*Records about charts and figures*
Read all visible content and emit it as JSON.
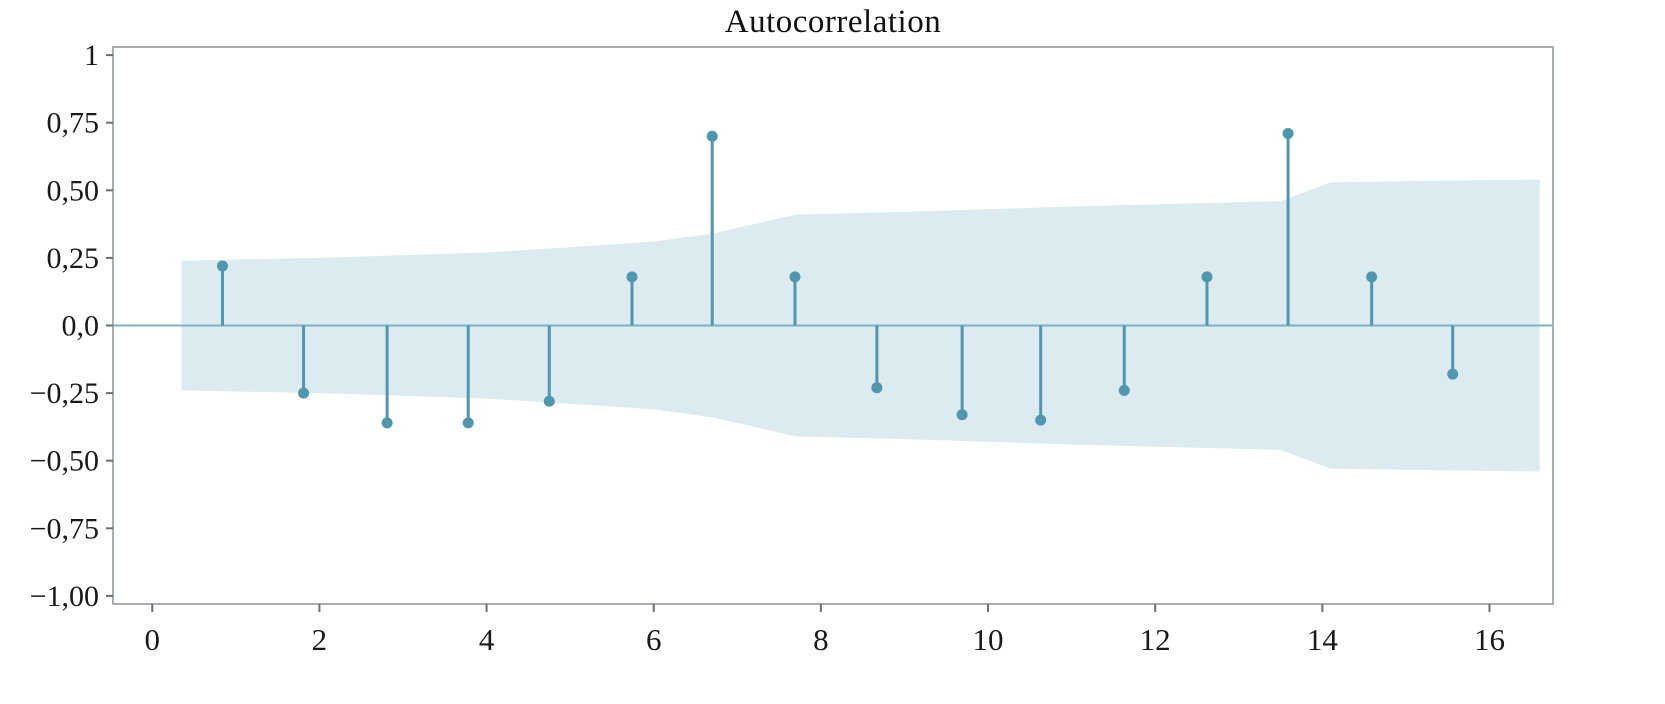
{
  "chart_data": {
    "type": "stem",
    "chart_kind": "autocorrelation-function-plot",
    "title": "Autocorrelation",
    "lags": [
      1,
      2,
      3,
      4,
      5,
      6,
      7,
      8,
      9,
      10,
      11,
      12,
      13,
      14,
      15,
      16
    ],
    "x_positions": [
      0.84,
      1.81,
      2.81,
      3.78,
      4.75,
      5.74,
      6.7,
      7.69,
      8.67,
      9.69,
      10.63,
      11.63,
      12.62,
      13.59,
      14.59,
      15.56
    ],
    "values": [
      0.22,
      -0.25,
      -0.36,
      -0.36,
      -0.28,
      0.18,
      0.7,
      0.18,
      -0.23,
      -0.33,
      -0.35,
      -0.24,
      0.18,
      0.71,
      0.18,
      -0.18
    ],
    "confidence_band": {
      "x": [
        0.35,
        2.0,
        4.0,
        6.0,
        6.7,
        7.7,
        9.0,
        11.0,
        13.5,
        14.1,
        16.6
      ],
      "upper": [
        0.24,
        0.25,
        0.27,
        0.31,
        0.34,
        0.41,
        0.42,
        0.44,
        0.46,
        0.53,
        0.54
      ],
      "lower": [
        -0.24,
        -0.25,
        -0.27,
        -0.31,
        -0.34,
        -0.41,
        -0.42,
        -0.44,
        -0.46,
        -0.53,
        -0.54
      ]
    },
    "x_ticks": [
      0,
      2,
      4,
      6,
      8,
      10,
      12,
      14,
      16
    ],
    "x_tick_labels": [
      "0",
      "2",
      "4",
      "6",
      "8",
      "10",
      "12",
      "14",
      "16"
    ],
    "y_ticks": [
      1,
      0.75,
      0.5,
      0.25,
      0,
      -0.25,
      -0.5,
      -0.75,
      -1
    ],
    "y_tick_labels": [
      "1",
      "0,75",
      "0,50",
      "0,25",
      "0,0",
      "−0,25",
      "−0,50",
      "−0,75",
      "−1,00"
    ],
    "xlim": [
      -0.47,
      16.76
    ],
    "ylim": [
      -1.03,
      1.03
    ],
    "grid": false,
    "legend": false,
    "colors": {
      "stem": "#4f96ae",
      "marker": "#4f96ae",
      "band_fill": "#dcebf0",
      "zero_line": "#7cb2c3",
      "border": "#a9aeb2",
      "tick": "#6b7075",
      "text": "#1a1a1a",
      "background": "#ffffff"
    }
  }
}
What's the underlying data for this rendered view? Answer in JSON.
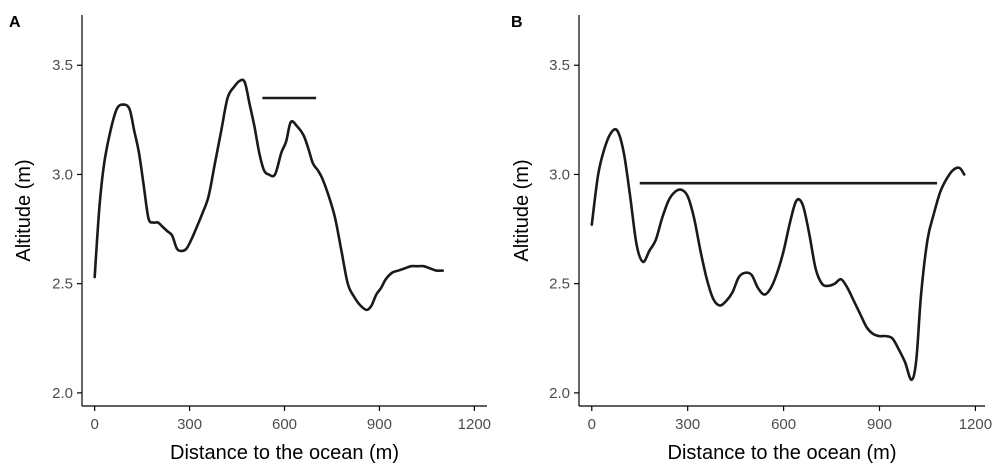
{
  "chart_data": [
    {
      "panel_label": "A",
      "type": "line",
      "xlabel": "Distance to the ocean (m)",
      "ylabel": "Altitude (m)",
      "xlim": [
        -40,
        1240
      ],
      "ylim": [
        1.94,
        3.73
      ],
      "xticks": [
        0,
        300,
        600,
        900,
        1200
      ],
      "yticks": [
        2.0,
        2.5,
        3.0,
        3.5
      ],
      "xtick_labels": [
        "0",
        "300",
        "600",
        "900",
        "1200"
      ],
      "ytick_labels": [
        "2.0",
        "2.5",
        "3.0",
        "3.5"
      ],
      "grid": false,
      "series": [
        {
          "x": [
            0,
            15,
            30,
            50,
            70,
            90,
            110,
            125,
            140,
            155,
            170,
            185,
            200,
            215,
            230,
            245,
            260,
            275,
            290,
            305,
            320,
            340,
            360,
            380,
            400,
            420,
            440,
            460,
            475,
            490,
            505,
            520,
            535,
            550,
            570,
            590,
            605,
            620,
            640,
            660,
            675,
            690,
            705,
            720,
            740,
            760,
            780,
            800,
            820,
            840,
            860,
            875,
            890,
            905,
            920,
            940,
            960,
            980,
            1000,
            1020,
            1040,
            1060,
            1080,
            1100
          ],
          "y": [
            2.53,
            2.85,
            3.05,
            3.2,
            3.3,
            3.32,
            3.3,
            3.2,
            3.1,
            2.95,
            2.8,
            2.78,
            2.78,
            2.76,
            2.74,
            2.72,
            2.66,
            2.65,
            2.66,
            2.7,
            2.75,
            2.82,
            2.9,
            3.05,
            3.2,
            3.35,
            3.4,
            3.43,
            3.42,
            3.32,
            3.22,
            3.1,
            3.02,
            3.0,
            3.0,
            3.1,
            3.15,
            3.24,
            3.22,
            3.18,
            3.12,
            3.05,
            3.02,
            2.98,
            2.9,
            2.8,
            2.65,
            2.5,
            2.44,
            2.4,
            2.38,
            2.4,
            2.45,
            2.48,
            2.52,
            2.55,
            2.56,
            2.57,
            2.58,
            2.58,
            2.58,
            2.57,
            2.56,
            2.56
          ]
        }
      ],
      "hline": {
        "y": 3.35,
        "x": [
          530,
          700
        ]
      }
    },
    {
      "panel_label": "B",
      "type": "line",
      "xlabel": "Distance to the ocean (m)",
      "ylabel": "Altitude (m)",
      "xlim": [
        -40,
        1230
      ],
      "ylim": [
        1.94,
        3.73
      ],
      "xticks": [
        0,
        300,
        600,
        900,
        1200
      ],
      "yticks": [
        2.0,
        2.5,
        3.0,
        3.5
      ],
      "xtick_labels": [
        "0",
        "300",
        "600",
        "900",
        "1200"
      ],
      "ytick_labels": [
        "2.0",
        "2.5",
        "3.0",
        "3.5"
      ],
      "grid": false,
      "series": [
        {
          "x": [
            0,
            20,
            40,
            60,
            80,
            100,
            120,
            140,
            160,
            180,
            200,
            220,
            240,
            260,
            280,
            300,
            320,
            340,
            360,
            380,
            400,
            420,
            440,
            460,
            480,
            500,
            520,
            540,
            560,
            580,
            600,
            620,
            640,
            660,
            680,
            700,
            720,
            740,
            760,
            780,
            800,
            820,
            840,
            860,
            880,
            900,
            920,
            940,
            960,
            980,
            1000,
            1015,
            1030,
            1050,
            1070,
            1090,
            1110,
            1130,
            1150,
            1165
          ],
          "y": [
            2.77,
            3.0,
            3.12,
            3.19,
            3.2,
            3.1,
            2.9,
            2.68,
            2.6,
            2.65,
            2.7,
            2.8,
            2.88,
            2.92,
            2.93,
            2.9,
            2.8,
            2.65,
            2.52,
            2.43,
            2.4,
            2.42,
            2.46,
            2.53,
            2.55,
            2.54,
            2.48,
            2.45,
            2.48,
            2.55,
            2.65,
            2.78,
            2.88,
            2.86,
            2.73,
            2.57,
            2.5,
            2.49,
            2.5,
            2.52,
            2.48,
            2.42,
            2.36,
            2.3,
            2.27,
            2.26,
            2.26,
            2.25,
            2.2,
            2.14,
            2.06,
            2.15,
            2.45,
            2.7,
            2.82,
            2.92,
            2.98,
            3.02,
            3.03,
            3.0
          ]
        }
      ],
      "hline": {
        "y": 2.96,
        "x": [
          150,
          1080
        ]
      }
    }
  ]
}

*Task brief*
Reproduce the material above verbatim; omit every picture.

*Completed exercise*
Read all visible content and emit it as JSON.
{
  "chart_data": {
    "type": "stem",
    "chart_kind": "autocorrelation-function-plot",
    "title": "Autocorrelation",
    "lags": [
      1,
      2,
      3,
      4,
      5,
      6,
      7,
      8,
      9,
      10,
      11,
      12,
      13,
      14,
      15,
      16
    ],
    "x_positions": [
      0.84,
      1.81,
      2.81,
      3.78,
      4.75,
      5.74,
      6.7,
      7.69,
      8.67,
      9.69,
      10.63,
      11.63,
      12.62,
      13.59,
      14.59,
      15.56
    ],
    "values": [
      0.22,
      -0.25,
      -0.36,
      -0.36,
      -0.28,
      0.18,
      0.7,
      0.18,
      -0.23,
      -0.33,
      -0.35,
      -0.24,
      0.18,
      0.71,
      0.18,
      -0.18
    ],
    "confidence_band": {
      "x": [
        0.35,
        2.0,
        4.0,
        6.0,
        6.7,
        7.7,
        9.0,
        11.0,
        13.5,
        14.1,
        16.6
      ],
      "upper": [
        0.24,
        0.25,
        0.27,
        0.31,
        0.34,
        0.41,
        0.42,
        0.44,
        0.46,
        0.53,
        0.54
      ],
      "lower": [
        -0.24,
        -0.25,
        -0.27,
        -0.31,
        -0.34,
        -0.41,
        -0.42,
        -0.44,
        -0.46,
        -0.53,
        -0.54
      ]
    },
    "x_ticks": [
      0,
      2,
      4,
      6,
      8,
      10,
      12,
      14,
      16
    ],
    "x_tick_labels": [
      "0",
      "2",
      "4",
      "6",
      "8",
      "10",
      "12",
      "14",
      "16"
    ],
    "y_ticks": [
      1,
      0.75,
      0.5,
      0.25,
      0,
      -0.25,
      -0.5,
      -0.75,
      -1
    ],
    "y_tick_labels": [
      "1",
      "0,75",
      "0,50",
      "0,25",
      "0,0",
      "−0,25",
      "−0,50",
      "−0,75",
      "−1,00"
    ],
    "xlim": [
      -0.47,
      16.76
    ],
    "ylim": [
      -1.03,
      1.03
    ],
    "grid": false,
    "legend": false,
    "colors": {
      "stem": "#4f96ae",
      "marker": "#4f96ae",
      "band_fill": "#dcebf0",
      "zero_line": "#7cb2c3",
      "border": "#a9aeb2",
      "tick": "#6b7075",
      "text": "#1a1a1a",
      "background": "#ffffff"
    }
  }
}
What's the underlying data for this rendered view? Answer in JSON.
{
  "chart_data": [
    {
      "panel_label": "A",
      "type": "line",
      "xlabel": "Distance to the ocean (m)",
      "ylabel": "Altitude (m)",
      "xlim": [
        -40,
        1240
      ],
      "ylim": [
        1.94,
        3.73
      ],
      "xticks": [
        0,
        300,
        600,
        900,
        1200
      ],
      "yticks": [
        2.0,
        2.5,
        3.0,
        3.5
      ],
      "xtick_labels": [
        "0",
        "300",
        "600",
        "900",
        "1200"
      ],
      "ytick_labels": [
        "2.0",
        "2.5",
        "3.0",
        "3.5"
      ],
      "grid": false,
      "series": [
        {
          "x": [
            0,
            15,
            30,
            50,
            70,
            90,
            110,
            125,
            140,
            155,
            170,
            185,
            200,
            215,
            230,
            245,
            260,
            275,
            290,
            305,
            320,
            340,
            360,
            380,
            400,
            420,
            440,
            460,
            475,
            490,
            505,
            520,
            535,
            550,
            570,
            590,
            605,
            620,
            640,
            660,
            675,
            690,
            705,
            720,
            740,
            760,
            780,
            800,
            820,
            840,
            860,
            875,
            890,
            905,
            920,
            940,
            960,
            980,
            1000,
            1020,
            1040,
            1060,
            1080,
            1100
          ],
          "y": [
            2.53,
            2.85,
            3.05,
            3.2,
            3.3,
            3.32,
            3.3,
            3.2,
            3.1,
            2.95,
            2.8,
            2.78,
            2.78,
            2.76,
            2.74,
            2.72,
            2.66,
            2.65,
            2.66,
            2.7,
            2.75,
            2.82,
            2.9,
            3.05,
            3.2,
            3.35,
            3.4,
            3.43,
            3.42,
            3.32,
            3.22,
            3.1,
            3.02,
            3.0,
            3.0,
            3.1,
            3.15,
            3.24,
            3.22,
            3.18,
            3.12,
            3.05,
            3.02,
            2.98,
            2.9,
            2.8,
            2.65,
            2.5,
            2.44,
            2.4,
            2.38,
            2.4,
            2.45,
            2.48,
            2.52,
            2.55,
            2.56,
            2.57,
            2.58,
            2.58,
            2.58,
            2.57,
            2.56,
            2.56
          ]
        }
      ],
      "hline": {
        "y": 3.35,
        "x": [
          530,
          700
        ]
      }
    },
    {
      "panel_label": "B",
      "type": "line",
      "xlabel": "Distance to the ocean (m)",
      "ylabel": "Altitude (m)",
      "xlim": [
        -40,
        1230
      ],
      "ylim": [
        1.94,
        3.73
      ],
      "xticks": [
        0,
        300,
        600,
        900,
        1200
      ],
      "yticks": [
        2.0,
        2.5,
        3.0,
        3.5
      ],
      "xtick_labels": [
        "0",
        "300",
        "600",
        "900",
        "1200"
      ],
      "ytick_labels": [
        "2.0",
        "2.5",
        "3.0",
        "3.5"
      ],
      "grid": false,
      "series": [
        {
          "x": [
            0,
            20,
            40,
            60,
            80,
            100,
            120,
            140,
            160,
            180,
            200,
            220,
            240,
            260,
            280,
            300,
            320,
            340,
            360,
            380,
            400,
            420,
            440,
            460,
            480,
            500,
            520,
            540,
            560,
            580,
            600,
            620,
            640,
            660,
            680,
            700,
            720,
            740,
            760,
            780,
            800,
            820,
            840,
            860,
            880,
            900,
            920,
            940,
            960,
            980,
            1000,
            1015,
            1030,
            1050,
            1070,
            1090,
            1110,
            1130,
            1150,
            1165
          ],
          "y": [
            2.77,
            3.0,
            3.12,
            3.19,
            3.2,
            3.1,
            2.9,
            2.68,
            2.6,
            2.65,
            2.7,
            2.8,
            2.88,
            2.92,
            2.93,
            2.9,
            2.8,
            2.65,
            2.52,
            2.43,
            2.4,
            2.42,
            2.46,
            2.53,
            2.55,
            2.54,
            2.48,
            2.45,
            2.48,
            2.55,
            2.65,
            2.78,
            2.88,
            2.86,
            2.73,
            2.57,
            2.5,
            2.49,
            2.5,
            2.52,
            2.48,
            2.42,
            2.36,
            2.3,
            2.27,
            2.26,
            2.26,
            2.25,
            2.2,
            2.14,
            2.06,
            2.15,
            2.45,
            2.7,
            2.82,
            2.92,
            2.98,
            3.02,
            3.03,
            3.0
          ]
        }
      ],
      "hline": {
        "y": 2.96,
        "x": [
          150,
          1080
        ]
      }
    }
  ]
}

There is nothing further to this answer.